** START Records provided **

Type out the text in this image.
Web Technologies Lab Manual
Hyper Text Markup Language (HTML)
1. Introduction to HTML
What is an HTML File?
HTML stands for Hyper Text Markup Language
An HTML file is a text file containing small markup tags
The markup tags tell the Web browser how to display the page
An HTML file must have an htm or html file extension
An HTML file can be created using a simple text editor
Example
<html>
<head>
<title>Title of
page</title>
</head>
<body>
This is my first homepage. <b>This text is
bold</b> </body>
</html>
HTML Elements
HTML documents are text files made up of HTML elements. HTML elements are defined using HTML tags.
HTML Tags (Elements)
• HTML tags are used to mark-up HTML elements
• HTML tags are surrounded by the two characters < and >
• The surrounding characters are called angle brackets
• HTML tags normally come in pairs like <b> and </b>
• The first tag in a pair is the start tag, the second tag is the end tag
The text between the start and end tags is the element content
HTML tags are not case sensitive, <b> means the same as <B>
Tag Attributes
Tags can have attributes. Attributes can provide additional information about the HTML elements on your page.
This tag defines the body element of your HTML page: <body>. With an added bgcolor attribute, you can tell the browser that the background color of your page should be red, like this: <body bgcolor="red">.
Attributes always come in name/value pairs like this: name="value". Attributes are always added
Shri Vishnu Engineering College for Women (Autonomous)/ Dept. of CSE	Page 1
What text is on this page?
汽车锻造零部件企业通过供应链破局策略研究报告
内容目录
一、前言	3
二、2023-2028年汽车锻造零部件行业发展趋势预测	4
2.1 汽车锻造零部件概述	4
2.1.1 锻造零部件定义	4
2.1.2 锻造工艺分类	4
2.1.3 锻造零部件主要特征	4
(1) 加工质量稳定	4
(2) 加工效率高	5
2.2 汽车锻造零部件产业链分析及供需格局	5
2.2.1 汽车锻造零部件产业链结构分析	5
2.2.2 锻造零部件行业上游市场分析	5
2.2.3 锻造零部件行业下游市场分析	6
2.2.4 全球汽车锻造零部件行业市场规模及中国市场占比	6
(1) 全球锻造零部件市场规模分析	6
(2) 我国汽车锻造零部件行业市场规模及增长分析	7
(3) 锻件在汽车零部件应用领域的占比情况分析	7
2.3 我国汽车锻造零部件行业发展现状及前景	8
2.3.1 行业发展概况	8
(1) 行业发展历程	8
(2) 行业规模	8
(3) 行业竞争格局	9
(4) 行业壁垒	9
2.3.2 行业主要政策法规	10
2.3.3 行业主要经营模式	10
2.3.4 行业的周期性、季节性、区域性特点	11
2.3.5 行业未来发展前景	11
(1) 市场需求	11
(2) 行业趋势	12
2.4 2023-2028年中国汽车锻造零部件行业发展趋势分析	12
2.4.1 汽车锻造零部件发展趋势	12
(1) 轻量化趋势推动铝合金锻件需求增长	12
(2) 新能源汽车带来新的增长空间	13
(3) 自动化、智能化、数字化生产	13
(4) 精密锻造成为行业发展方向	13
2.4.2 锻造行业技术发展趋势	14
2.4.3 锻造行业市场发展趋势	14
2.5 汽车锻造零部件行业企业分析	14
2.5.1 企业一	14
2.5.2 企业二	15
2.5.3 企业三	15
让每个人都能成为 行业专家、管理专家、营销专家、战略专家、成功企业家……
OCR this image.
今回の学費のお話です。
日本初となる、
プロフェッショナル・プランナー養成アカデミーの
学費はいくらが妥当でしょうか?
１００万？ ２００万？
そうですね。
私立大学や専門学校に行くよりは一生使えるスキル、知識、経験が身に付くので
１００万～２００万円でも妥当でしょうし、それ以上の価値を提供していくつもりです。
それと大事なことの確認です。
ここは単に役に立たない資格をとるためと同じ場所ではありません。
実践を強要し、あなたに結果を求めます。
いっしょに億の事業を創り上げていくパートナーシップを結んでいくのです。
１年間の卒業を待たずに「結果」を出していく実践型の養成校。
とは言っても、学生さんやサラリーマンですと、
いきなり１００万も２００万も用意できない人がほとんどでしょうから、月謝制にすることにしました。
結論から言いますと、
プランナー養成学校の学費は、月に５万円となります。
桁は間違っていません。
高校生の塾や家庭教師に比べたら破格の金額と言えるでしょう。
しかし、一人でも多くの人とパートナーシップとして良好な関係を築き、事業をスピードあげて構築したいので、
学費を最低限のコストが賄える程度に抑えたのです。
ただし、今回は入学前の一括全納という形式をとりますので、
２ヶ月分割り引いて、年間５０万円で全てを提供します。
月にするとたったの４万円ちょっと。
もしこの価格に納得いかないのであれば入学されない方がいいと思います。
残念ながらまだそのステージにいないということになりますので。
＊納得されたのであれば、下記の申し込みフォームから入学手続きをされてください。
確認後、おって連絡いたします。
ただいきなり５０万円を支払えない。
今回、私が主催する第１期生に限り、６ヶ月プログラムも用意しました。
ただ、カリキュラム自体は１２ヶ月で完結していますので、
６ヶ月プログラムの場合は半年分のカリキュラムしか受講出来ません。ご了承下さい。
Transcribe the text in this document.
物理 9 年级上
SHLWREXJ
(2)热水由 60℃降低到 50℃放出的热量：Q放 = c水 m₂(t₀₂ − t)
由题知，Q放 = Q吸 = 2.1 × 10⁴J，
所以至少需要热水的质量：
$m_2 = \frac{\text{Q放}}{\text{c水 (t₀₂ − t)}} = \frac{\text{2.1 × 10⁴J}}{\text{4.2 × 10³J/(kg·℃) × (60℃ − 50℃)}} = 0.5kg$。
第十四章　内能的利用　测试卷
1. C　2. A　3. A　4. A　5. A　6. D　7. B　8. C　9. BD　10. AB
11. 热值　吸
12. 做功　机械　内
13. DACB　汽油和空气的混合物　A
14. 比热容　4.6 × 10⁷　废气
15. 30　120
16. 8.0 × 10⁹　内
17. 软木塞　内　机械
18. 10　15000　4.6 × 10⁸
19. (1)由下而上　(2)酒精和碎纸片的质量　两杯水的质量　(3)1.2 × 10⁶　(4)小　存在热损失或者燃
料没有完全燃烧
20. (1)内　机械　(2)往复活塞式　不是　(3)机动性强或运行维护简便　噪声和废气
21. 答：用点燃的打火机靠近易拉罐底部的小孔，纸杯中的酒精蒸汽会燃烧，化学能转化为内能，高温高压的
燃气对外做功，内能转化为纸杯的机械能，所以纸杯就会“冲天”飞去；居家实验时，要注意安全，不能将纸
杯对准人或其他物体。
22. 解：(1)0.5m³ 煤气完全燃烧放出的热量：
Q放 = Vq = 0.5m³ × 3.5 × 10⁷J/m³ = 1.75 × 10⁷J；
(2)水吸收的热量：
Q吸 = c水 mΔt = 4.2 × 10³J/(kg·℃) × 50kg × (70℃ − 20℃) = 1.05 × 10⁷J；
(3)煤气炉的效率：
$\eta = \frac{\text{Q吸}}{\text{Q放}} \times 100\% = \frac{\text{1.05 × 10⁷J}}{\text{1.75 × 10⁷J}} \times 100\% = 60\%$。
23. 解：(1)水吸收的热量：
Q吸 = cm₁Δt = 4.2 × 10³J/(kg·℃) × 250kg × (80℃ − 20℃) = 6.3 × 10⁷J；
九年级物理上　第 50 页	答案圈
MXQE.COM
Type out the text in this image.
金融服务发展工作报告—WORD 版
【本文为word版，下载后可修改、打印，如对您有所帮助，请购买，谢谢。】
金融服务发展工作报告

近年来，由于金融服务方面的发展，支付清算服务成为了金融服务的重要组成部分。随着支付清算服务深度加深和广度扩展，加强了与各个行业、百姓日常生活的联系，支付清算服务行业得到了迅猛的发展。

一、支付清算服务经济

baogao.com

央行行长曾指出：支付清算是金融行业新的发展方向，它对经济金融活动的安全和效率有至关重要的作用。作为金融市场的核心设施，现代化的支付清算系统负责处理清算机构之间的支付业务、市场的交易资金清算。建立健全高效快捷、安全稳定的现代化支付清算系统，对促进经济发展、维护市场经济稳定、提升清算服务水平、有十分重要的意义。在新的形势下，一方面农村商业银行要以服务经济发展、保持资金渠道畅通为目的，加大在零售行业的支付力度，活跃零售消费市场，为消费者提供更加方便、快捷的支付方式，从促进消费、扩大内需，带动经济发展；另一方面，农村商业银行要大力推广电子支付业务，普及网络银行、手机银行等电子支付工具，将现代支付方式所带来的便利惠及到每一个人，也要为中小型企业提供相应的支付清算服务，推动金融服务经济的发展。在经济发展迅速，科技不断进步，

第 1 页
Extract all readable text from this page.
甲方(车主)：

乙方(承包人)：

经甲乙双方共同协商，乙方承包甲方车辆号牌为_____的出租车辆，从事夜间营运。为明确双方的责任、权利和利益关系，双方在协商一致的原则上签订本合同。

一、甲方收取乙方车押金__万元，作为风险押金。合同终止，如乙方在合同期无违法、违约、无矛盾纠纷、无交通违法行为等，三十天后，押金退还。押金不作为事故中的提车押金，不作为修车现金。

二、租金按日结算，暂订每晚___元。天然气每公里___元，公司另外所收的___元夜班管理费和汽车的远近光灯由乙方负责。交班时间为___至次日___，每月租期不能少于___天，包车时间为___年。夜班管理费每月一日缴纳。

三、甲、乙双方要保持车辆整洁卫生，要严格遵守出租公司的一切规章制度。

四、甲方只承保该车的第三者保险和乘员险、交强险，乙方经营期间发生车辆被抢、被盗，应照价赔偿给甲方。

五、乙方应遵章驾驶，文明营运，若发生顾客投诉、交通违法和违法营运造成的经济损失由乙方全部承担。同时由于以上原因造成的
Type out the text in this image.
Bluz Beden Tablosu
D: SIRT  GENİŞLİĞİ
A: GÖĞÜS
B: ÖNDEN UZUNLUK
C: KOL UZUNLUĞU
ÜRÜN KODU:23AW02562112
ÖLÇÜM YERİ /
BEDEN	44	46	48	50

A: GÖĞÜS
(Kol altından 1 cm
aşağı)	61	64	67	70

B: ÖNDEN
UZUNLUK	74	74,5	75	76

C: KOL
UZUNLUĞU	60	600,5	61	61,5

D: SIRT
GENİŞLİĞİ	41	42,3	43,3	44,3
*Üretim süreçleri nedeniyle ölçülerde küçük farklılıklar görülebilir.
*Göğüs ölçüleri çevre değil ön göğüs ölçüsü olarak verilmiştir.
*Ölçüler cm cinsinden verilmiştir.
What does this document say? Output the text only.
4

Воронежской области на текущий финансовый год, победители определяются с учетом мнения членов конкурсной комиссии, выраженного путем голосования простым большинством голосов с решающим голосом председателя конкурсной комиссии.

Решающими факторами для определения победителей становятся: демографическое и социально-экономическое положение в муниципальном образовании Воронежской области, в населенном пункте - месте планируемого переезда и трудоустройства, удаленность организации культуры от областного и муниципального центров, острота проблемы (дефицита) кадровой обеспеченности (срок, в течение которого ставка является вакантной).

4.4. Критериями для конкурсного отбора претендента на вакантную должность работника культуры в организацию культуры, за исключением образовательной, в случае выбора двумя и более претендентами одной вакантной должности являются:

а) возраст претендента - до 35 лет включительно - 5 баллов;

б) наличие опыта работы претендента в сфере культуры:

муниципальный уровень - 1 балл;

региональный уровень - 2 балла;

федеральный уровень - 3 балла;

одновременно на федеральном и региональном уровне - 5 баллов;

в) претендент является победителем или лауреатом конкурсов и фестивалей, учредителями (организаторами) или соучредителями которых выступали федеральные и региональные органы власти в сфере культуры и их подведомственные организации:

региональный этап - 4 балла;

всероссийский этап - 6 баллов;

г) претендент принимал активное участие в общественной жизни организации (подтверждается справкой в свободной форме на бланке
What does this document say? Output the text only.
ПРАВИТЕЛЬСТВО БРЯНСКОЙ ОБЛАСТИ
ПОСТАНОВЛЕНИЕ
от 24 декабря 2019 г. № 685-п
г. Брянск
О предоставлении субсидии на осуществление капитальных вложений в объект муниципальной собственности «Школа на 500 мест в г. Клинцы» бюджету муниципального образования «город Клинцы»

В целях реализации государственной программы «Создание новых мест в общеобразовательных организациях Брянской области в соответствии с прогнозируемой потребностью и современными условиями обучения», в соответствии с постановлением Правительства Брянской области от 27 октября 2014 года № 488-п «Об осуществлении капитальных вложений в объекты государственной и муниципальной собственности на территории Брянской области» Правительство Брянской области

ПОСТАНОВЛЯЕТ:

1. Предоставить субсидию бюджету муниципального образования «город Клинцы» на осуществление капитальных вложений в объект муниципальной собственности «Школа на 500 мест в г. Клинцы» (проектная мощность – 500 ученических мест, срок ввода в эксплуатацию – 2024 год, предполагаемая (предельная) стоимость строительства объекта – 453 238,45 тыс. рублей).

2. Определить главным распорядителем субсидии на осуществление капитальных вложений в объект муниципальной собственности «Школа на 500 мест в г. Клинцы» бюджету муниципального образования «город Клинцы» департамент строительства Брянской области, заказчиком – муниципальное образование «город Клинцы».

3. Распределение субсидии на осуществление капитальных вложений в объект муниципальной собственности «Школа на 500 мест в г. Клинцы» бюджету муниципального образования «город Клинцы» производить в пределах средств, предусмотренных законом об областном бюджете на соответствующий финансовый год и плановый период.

** END Records provided **

Your instructions -> Check each line of the records for the string "балла" and state how many lines contain it. Give only the number.

Final result -> 3